Problem to work on
Copy each line with the word "Elbow" in it.

Excerpted data
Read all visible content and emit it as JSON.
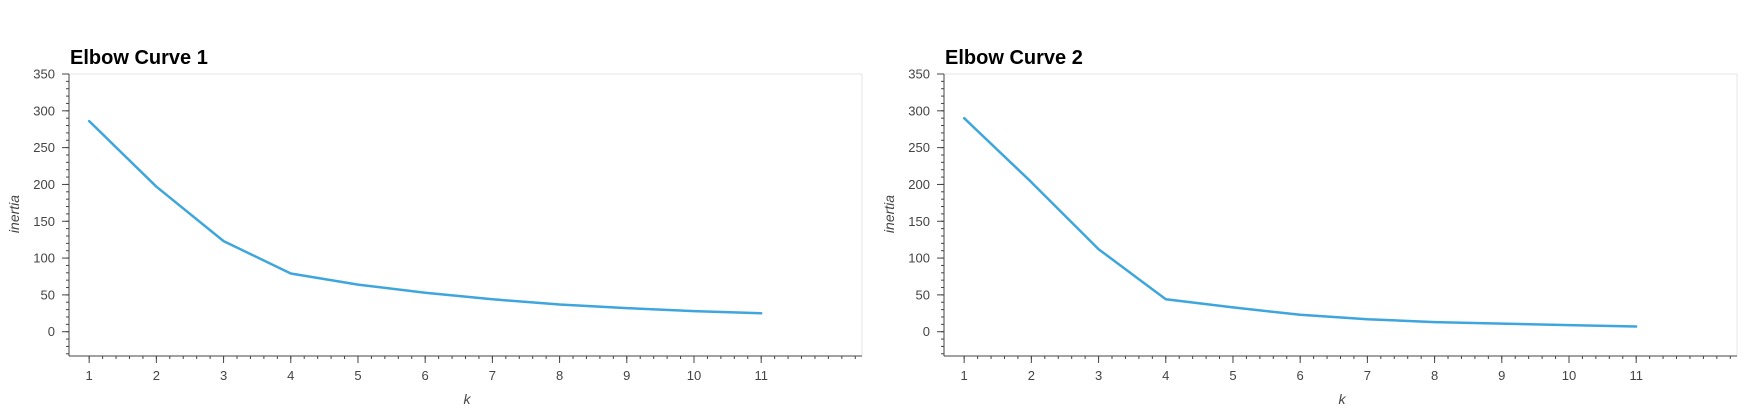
{
  "chart_data": [
    {
      "type": "line",
      "title": "Elbow Curve 1",
      "xlabel": "k",
      "ylabel": "inertia",
      "x": [
        1,
        2,
        3,
        4,
        5,
        6,
        7,
        8,
        9,
        10,
        11
      ],
      "series": [
        {
          "values": [
            286,
            197,
            123,
            79,
            64,
            53,
            44,
            37,
            32,
            28,
            25
          ]
        }
      ],
      "xlim": [
        0.7,
        12.5
      ],
      "ylim": [
        -33,
        350
      ],
      "xticks": [
        1,
        2,
        3,
        4,
        5,
        6,
        7,
        8,
        9,
        10,
        11
      ],
      "yticks": [
        0,
        50,
        100,
        150,
        200,
        250,
        300,
        350
      ],
      "grid": false,
      "line_color": "#3ea6dc"
    },
    {
      "type": "line",
      "title": "Elbow Curve 2",
      "xlabel": "k",
      "ylabel": "inertia",
      "x": [
        1,
        2,
        3,
        4,
        5,
        6,
        7,
        8,
        9,
        10,
        11
      ],
      "series": [
        {
          "values": [
            290,
            203,
            112,
            44,
            33,
            23,
            17,
            13,
            11,
            9,
            7
          ]
        }
      ],
      "xlim": [
        0.7,
        12.5
      ],
      "ylim": [
        -33,
        350
      ],
      "xticks": [
        1,
        2,
        3,
        4,
        5,
        6,
        7,
        8,
        9,
        10,
        11
      ],
      "yticks": [
        0,
        50,
        100,
        150,
        200,
        250,
        300,
        350
      ],
      "grid": false,
      "line_color": "#3ea6dc"
    }
  ]
}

Solved problem
      "title": "Elbow Curve 1",
      "title": "Elbow Curve 2",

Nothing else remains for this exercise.